* **OBJECTIVE**: From the entries provided below, copy each line that contains the word "header".

######

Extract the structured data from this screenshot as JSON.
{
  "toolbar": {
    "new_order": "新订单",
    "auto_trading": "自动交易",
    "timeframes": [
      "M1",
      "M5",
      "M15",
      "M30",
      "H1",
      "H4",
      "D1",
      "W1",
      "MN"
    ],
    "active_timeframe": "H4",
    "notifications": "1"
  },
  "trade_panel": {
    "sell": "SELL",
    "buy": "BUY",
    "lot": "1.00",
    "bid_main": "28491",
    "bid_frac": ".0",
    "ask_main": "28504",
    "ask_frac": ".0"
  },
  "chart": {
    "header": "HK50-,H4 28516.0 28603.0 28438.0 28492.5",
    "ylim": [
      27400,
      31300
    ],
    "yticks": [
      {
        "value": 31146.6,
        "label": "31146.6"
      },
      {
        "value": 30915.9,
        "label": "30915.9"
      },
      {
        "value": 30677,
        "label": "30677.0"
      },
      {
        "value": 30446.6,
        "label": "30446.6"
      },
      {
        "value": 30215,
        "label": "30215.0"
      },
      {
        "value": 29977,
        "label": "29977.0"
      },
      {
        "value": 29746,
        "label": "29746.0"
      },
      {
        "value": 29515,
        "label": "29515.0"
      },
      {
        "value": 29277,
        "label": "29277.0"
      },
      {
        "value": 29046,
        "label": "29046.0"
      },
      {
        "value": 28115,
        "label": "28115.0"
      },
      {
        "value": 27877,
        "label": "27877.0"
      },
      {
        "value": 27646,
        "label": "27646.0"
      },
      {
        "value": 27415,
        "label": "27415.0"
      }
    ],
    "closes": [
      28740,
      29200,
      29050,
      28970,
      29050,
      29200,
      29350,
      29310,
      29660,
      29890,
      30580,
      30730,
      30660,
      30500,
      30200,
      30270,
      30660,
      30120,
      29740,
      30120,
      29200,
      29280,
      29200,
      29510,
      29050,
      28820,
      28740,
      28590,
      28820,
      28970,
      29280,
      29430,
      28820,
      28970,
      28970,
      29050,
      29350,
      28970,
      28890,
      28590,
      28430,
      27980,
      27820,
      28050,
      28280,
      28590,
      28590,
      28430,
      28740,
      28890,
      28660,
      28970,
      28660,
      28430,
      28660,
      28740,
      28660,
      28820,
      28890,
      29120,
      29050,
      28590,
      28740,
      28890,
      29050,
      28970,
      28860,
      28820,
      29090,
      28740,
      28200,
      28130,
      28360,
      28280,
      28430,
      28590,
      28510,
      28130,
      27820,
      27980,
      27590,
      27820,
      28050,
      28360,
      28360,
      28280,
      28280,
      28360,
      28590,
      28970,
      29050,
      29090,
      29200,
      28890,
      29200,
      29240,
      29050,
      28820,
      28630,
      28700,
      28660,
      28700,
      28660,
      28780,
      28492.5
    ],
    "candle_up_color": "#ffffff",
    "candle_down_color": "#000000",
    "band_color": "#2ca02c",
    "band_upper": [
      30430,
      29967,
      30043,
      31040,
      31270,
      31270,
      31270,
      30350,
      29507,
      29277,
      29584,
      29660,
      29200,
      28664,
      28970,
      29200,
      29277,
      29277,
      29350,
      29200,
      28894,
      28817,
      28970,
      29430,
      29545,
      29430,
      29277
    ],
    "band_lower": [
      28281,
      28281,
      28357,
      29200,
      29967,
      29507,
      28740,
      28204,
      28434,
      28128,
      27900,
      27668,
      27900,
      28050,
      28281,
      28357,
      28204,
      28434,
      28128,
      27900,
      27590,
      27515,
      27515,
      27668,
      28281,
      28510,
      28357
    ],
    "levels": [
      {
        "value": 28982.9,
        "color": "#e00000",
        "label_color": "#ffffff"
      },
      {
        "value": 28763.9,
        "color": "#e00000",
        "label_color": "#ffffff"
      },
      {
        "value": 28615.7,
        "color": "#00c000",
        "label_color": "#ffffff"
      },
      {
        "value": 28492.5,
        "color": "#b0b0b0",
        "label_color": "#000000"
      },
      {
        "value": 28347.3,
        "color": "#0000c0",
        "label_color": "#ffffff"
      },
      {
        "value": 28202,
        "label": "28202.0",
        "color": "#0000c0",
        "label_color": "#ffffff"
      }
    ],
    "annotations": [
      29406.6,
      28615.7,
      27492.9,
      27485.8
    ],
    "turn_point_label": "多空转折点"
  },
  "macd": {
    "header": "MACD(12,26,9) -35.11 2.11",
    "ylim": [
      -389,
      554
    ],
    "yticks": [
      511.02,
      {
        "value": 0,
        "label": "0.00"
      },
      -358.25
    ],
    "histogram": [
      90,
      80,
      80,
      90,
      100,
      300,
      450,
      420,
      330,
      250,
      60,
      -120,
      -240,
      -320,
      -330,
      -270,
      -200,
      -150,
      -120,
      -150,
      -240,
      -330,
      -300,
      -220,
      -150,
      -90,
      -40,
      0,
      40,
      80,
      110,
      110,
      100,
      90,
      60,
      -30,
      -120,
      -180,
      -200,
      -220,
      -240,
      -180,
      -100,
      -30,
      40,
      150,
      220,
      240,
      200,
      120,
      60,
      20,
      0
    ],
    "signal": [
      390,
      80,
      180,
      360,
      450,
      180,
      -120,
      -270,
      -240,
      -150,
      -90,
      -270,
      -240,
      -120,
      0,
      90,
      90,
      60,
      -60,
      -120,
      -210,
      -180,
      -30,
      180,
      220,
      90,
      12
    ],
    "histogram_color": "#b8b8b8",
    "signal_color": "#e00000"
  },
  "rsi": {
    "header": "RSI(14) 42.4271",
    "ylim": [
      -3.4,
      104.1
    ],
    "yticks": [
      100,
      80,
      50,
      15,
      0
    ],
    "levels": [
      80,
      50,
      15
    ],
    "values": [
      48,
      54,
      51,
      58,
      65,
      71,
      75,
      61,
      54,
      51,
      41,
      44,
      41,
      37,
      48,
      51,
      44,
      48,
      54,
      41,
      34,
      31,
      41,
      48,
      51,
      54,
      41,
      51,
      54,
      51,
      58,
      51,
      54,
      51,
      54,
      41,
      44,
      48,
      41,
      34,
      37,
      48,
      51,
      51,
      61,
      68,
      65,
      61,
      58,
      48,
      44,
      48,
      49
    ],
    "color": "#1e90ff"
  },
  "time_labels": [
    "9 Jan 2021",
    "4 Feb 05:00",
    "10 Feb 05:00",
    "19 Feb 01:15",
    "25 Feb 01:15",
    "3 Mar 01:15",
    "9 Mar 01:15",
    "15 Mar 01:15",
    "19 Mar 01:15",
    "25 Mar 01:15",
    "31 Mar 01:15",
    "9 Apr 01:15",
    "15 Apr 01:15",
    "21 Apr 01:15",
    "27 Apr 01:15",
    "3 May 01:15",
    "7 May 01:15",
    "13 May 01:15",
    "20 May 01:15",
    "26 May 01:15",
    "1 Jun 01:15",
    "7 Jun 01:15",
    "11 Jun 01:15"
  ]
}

######

* **RESULT FOR THIS EXERCISE**:
    "header": "HK50-,H4 28516.0 28603.0 28438.0 28492.5",
    "header": "MACD(12,26,9) -35.11 2.11",
    "header": "RSI(14) 42.4271",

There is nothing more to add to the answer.